===== Records for this exercise

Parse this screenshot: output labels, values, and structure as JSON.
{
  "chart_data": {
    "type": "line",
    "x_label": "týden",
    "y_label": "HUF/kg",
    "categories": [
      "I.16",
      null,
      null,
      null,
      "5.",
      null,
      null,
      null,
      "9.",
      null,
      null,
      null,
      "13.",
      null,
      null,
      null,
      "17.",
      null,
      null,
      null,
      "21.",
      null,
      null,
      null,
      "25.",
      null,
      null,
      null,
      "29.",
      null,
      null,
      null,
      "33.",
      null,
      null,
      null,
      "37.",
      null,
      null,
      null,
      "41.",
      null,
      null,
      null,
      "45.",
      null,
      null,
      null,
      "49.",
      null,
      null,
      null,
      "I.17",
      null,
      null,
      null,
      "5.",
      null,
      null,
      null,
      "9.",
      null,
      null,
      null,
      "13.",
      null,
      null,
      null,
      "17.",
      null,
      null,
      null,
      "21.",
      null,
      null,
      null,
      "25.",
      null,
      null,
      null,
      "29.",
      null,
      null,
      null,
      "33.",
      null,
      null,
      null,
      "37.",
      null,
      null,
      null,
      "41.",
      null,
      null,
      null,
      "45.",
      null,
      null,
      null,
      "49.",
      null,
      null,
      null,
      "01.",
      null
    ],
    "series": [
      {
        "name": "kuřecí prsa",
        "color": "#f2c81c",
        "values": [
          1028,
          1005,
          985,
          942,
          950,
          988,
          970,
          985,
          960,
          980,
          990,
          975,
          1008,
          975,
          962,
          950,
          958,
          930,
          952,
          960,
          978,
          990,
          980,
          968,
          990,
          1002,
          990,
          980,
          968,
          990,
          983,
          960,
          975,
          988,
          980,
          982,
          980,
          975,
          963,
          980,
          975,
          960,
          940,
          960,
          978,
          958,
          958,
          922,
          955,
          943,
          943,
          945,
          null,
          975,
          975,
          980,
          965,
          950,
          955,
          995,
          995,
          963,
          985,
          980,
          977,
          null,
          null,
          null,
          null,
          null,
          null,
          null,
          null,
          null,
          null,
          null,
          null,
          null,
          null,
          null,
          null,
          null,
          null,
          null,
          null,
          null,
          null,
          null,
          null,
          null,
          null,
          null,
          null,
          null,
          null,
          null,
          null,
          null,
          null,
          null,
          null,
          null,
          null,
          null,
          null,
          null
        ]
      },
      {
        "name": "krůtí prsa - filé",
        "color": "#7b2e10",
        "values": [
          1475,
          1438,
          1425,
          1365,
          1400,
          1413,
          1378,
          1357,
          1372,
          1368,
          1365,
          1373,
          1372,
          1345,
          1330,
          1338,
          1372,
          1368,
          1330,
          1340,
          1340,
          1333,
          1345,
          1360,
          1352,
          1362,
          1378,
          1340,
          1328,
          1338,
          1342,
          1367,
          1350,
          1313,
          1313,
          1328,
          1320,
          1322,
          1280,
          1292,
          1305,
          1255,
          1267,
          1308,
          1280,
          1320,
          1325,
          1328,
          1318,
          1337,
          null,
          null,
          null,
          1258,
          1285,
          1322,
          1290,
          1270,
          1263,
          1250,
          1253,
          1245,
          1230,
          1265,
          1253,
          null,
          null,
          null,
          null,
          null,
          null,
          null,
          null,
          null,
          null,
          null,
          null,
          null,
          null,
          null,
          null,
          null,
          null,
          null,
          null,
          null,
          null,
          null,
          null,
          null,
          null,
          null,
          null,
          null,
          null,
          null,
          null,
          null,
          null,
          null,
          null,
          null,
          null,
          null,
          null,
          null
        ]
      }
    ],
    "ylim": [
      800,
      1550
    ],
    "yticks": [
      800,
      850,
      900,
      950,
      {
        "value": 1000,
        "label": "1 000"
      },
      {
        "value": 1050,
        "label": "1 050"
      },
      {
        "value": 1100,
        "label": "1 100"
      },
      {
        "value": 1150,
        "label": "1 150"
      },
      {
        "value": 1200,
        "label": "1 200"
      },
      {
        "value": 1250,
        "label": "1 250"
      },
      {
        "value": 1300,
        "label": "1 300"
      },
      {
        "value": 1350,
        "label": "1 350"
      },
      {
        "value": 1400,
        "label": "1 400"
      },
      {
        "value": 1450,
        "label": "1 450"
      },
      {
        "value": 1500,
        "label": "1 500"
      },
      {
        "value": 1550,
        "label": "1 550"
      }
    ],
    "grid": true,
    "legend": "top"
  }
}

==========

Required task:
Could you transcribe the records in full, exactly?

Response for this exercise:
Parse this screenshot: output labels, values, and structure as JSON.
{
  "chart_data": {
    "type": "line",
    "x_label": "týden",
    "y_label": "HUF/kg",
    "categories": [
      "I.16",
      null,
      null,
      null,
      "5.",
      null,
      null,
      null,
      "9.",
      null,
      null,
      null,
      "13.",
      null,
      null,
      null,
      "17.",
      null,
      null,
      null,
      "21.",
      null,
      null,
      null,
      "25.",
      null,
      null,
      null,
      "29.",
      null,
      null,
      null,
      "33.",
      null,
      null,
      null,
      "37.",
      null,
      null,
      null,
      "41.",
      null,
      null,
      null,
      "45.",
      null,
      null,
      null,
      "49.",
      null,
      null,
      null,
      "I.17",
      null,
      null,
      null,
      "5.",
      null,
      null,
      null,
      "9.",
      null,
      null,
      null,
      "13.",
      null,
      null,
      null,
      "17.",
      null,
      null,
      null,
      "21.",
      null,
      null,
      null,
      "25.",
      null,
      null,
      null,
      "29.",
      null,
      null,
      null,
      "33.",
      null,
      null,
      null,
      "37.",
      null,
      null,
      null,
      "41.",
      null,
      null,
      null,
      "45.",
      null,
      null,
      null,
      "49.",
      null,
      null,
      null,
      "01.",
      null
    ],
    "series": [
      {
        "name": "kuřecí prsa",
        "color": "#f2c81c",
        "values": [
          1028,
          1005,
          985,
          942,
          950,
          988,
          970,
          985,
          960,
          980,
          990,
          975,
          1008,
          975,
          962,
          950,
          958,
          930,
          952,
          960,
          978,
          990,
          980,
          968,
          990,
          1002,
          990,
          980,
          968,
          990,
          983,
          960,
          975,
          988,
          980,
          982,
          980,
          975,
          963,
          980,
          975,
          960,
          940,
          960,
          978,
          958,
          958,
          922,
          955,
          943,
          943,
          945,
          null,
          975,
          975,
          980,
          965,
          950,
          955,
          995,
          995,
          963,
          985,
          980,
          977,
          null,
          null,
          null,
          null,
          null,
          null,
          null,
          null,
          null,
          null,
          null,
          null,
          null,
          null,
          null,
          null,
          null,
          null,
          null,
          null,
          null,
          null,
          null,
          null,
          null,
          null,
          null,
          null,
          null,
          null,
          null,
          null,
          null,
          null,
          null,
          null,
          null,
          null,
          null,
          null,
          null
        ]
      },
      {
        "name": "krůtí prsa - filé",
        "color": "#7b2e10",
        "values": [
          1475,
          1438,
          1425,
          1365,
          1400,
          1413,
          1378,
          1357,
          1372,
          1368,
          1365,
          1373,
          1372,
          1345,
          1330,
          1338,
          1372,
          1368,
          1330,
          1340,
          1340,
          1333,
          1345,
          1360,
          1352,
          1362,
          1378,
          1340,
          1328,
          1338,
          1342,
          1367,
          1350,
          1313,
          1313,
          1328,
          1320,
          1322,
          1280,
          1292,
          1305,
          1255,
          1267,
          1308,
          1280,
          1320,
          1325,
          1328,
          1318,
          1337,
          null,
          null,
          null,
          1258,
          1285,
          1322,
          1290,
          1270,
          1263,
          1250,
          1253,
          1245,
          1230,
          1265,
          1253,
          null,
          null,
          null,
          null,
          null,
          null,
          null,
          null,
          null,
          null,
          null,
          null,
          null,
          null,
          null,
          null,
          null,
          null,
          null,
          null,
          null,
          null,
          null,
          null,
          null,
          null,
          null,
          null,
          null,
          null,
          null,
          null,
          null,
          null,
          null,
          null,
          null,
          null,
          null,
          null,
          null
        ]
      }
    ],
    "ylim": [
      800,
      1550
    ],
    "yticks": [
      800,
      850,
      900,
      950,
      {
        "value": 1000,
        "label": "1 000"
      },
      {
        "value": 1050,
        "label": "1 050"
      },
      {
        "value": 1100,
        "label": "1 100"
      },
      {
        "value": 1150,
        "label": "1 150"
      },
      {
        "value": 1200,
        "label": "1 200"
      },
      {
        "value": 1250,
        "label": "1 250"
      },
      {
        "value": 1300,
        "label": "1 300"
      },
      {
        "value": 1350,
        "label": "1 350"
      },
      {
        "value": 1400,
        "label": "1 400"
      },
      {
        "value": 1450,
        "label": "1 450"
      },
      {
        "value": 1500,
        "label": "1 500"
      },
      {
        "value": 1550,
        "label": "1 550"
      }
    ],
    "grid": true,
    "legend": "top"
  }
}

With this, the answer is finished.